### WHAT THE EXERCISE ASKS
Keep the pictures out of the copy and print all the entries below exactly.

━━━ INFORMATION GIVEN

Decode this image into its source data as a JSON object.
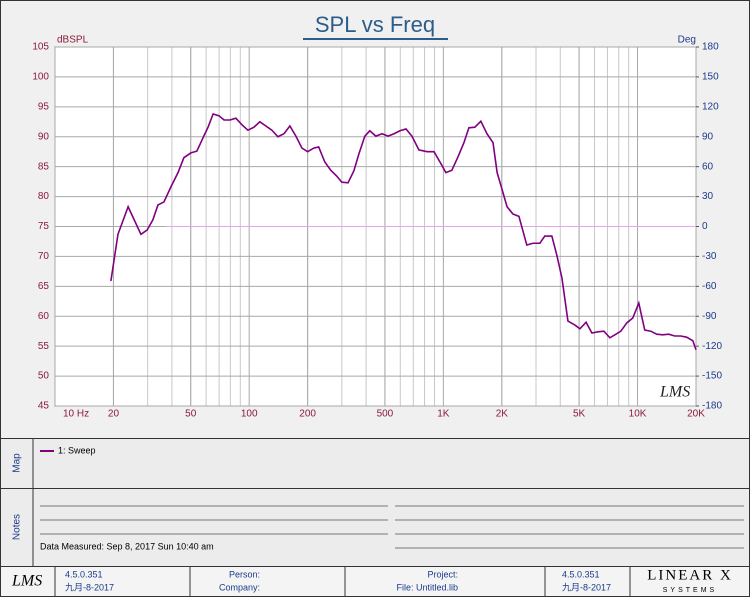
{
  "chart_data": {
    "type": "line",
    "title": "SPL vs Freq",
    "y_label": "dBSPL",
    "y2_label": "Deg",
    "watermark": "LMS",
    "xscale": "log",
    "grid": true,
    "xlim": [
      10,
      20000
    ],
    "xticks": [
      {
        "value": 10,
        "label": "10 Hz"
      },
      20,
      50,
      100,
      200,
      500,
      {
        "value": 1000,
        "label": "1K"
      },
      {
        "value": 2000,
        "label": "2K"
      },
      {
        "value": 5000,
        "label": "5K"
      },
      {
        "value": 10000,
        "label": "10K"
      },
      {
        "value": 20000,
        "label": "20K"
      }
    ],
    "ylim": [
      45,
      105
    ],
    "yticks": [
      45,
      50,
      55,
      60,
      65,
      70,
      75,
      80,
      85,
      90,
      95,
      100,
      105
    ],
    "y2lim": [
      -180,
      180
    ],
    "y2ticks": [
      -180,
      -150,
      -120,
      -90,
      -60,
      -30,
      0,
      30,
      60,
      90,
      120,
      150,
      180
    ],
    "series": [
      {
        "name": "1: Sweep",
        "color": "#800080",
        "x": [
          19.4,
          21.1,
          23.8,
          27.7,
          29.8,
          31.9,
          33.9,
          36.4,
          39.5,
          43,
          46.1,
          50.1,
          53.8,
          57.8,
          61.4,
          65.2,
          70,
          74.2,
          79.6,
          85.4,
          91.8,
          98.5,
          105.8,
          113.5,
          121.9,
          130.9,
          140.6,
          151,
          162,
          174,
          187,
          200,
          215,
          228,
          245,
          263,
          283,
          300,
          323,
          346,
          367,
          394,
          418,
          449,
          483,
          519,
          557,
          598,
          642,
          689,
          748,
          824,
          895,
          960,
          1030,
          1106,
          1188,
          1276,
          1354,
          1453,
          1560,
          1677,
          1802,
          1892,
          1981,
          2128,
          2280,
          2450,
          2690,
          2890,
          3140,
          3330,
          3620,
          3840,
          4080,
          4380,
          4770,
          5050,
          5430,
          5820,
          6250,
          6710,
          7200,
          7740,
          8200,
          8810,
          9450,
          10150,
          10890,
          11700,
          12560,
          13480,
          14470,
          15540,
          16680,
          17900,
          19270,
          20000
        ],
        "values": [
          65.9,
          73.7,
          78.3,
          73.7,
          74.4,
          76.1,
          78.6,
          79.1,
          81.6,
          84,
          86.5,
          87.3,
          87.6,
          89.8,
          91.6,
          93.8,
          93.5,
          92.8,
          92.8,
          93.1,
          92,
          91.1,
          91.6,
          92.5,
          91.8,
          91.1,
          90,
          90.5,
          91.8,
          90.1,
          88.1,
          87.5,
          88.1,
          88.3,
          85.8,
          84.4,
          83.4,
          82.4,
          82.3,
          84.3,
          87.1,
          90.1,
          91,
          90.1,
          90.5,
          90.1,
          90.5,
          91,
          91.3,
          90.1,
          87.8,
          87.5,
          87.5,
          85.8,
          84,
          84.4,
          86.6,
          89,
          91.5,
          91.6,
          92.6,
          90.5,
          89,
          84,
          81.8,
          78.3,
          77.1,
          76.7,
          71.9,
          72.2,
          72.2,
          73.4,
          73.4,
          70.2,
          66.4,
          59.2,
          58.5,
          57.9,
          59,
          57.2,
          57.4,
          57.5,
          56.4,
          57,
          57.5,
          58.9,
          59.7,
          62.2,
          57.7,
          57.5,
          57,
          56.9,
          57,
          56.7,
          56.7,
          56.5,
          55.9,
          54.4
        ]
      },
      {
        "color": "#e4a6e4",
        "axis": "y2",
        "x": [
          37,
          20000
        ],
        "values": [
          0,
          0
        ]
      }
    ]
  },
  "map": {
    "label": "Map"
  },
  "notes": {
    "label": "Notes",
    "text": "Data Measured: Sep 8, 2017 Sun 10:40 am"
  },
  "footer": {
    "logo": "LMS",
    "version": "4.5.0.351",
    "date": "九月-8-2017",
    "person": "Person:",
    "company": "Company:",
    "project": "Project:",
    "file": "File: Untitled.lib",
    "version_right": "4.5.0.351",
    "date_right": "九月-8-2017",
    "brand": "LINEAR X",
    "brand_sub": "SYSTEMS"
  }
}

━━━━━━

### ANSWER FOR THE TASK
Decode this image into its source data as a JSON object.
{
  "chart_data": {
    "type": "line",
    "title": "SPL vs Freq",
    "y_label": "dBSPL",
    "y2_label": "Deg",
    "watermark": "LMS",
    "xscale": "log",
    "grid": true,
    "xlim": [
      10,
      20000
    ],
    "xticks": [
      {
        "value": 10,
        "label": "10 Hz"
      },
      20,
      50,
      100,
      200,
      500,
      {
        "value": 1000,
        "label": "1K"
      },
      {
        "value": 2000,
        "label": "2K"
      },
      {
        "value": 5000,
        "label": "5K"
      },
      {
        "value": 10000,
        "label": "10K"
      },
      {
        "value": 20000,
        "label": "20K"
      }
    ],
    "ylim": [
      45,
      105
    ],
    "yticks": [
      45,
      50,
      55,
      60,
      65,
      70,
      75,
      80,
      85,
      90,
      95,
      100,
      105
    ],
    "y2lim": [
      -180,
      180
    ],
    "y2ticks": [
      -180,
      -150,
      -120,
      -90,
      -60,
      -30,
      0,
      30,
      60,
      90,
      120,
      150,
      180
    ],
    "series": [
      {
        "name": "1: Sweep",
        "color": "#800080",
        "x": [
          19.4,
          21.1,
          23.8,
          27.7,
          29.8,
          31.9,
          33.9,
          36.4,
          39.5,
          43,
          46.1,
          50.1,
          53.8,
          57.8,
          61.4,
          65.2,
          70,
          74.2,
          79.6,
          85.4,
          91.8,
          98.5,
          105.8,
          113.5,
          121.9,
          130.9,
          140.6,
          151,
          162,
          174,
          187,
          200,
          215,
          228,
          245,
          263,
          283,
          300,
          323,
          346,
          367,
          394,
          418,
          449,
          483,
          519,
          557,
          598,
          642,
          689,
          748,
          824,
          895,
          960,
          1030,
          1106,
          1188,
          1276,
          1354,
          1453,
          1560,
          1677,
          1802,
          1892,
          1981,
          2128,
          2280,
          2450,
          2690,
          2890,
          3140,
          3330,
          3620,
          3840,
          4080,
          4380,
          4770,
          5050,
          5430,
          5820,
          6250,
          6710,
          7200,
          7740,
          8200,
          8810,
          9450,
          10150,
          10890,
          11700,
          12560,
          13480,
          14470,
          15540,
          16680,
          17900,
          19270,
          20000
        ],
        "values": [
          65.9,
          73.7,
          78.3,
          73.7,
          74.4,
          76.1,
          78.6,
          79.1,
          81.6,
          84,
          86.5,
          87.3,
          87.6,
          89.8,
          91.6,
          93.8,
          93.5,
          92.8,
          92.8,
          93.1,
          92,
          91.1,
          91.6,
          92.5,
          91.8,
          91.1,
          90,
          90.5,
          91.8,
          90.1,
          88.1,
          87.5,
          88.1,
          88.3,
          85.8,
          84.4,
          83.4,
          82.4,
          82.3,
          84.3,
          87.1,
          90.1,
          91,
          90.1,
          90.5,
          90.1,
          90.5,
          91,
          91.3,
          90.1,
          87.8,
          87.5,
          87.5,
          85.8,
          84,
          84.4,
          86.6,
          89,
          91.5,
          91.6,
          92.6,
          90.5,
          89,
          84,
          81.8,
          78.3,
          77.1,
          76.7,
          71.9,
          72.2,
          72.2,
          73.4,
          73.4,
          70.2,
          66.4,
          59.2,
          58.5,
          57.9,
          59,
          57.2,
          57.4,
          57.5,
          56.4,
          57,
          57.5,
          58.9,
          59.7,
          62.2,
          57.7,
          57.5,
          57,
          56.9,
          57,
          56.7,
          56.7,
          56.5,
          55.9,
          54.4
        ]
      },
      {
        "color": "#e4a6e4",
        "axis": "y2",
        "x": [
          37,
          20000
        ],
        "values": [
          0,
          0
        ]
      }
    ]
  },
  "map": {
    "label": "Map"
  },
  "notes": {
    "label": "Notes",
    "text": "Data Measured: Sep 8, 2017 Sun 10:40 am"
  },
  "footer": {
    "logo": "LMS",
    "version": "4.5.0.351",
    "date": "九月-8-2017",
    "person": "Person:",
    "company": "Company:",
    "project": "Project:",
    "file": "File: Untitled.lib",
    "version_right": "4.5.0.351",
    "date_right": "九月-8-2017",
    "brand": "LINEAR X",
    "brand_sub": "SYSTEMS"
  }
}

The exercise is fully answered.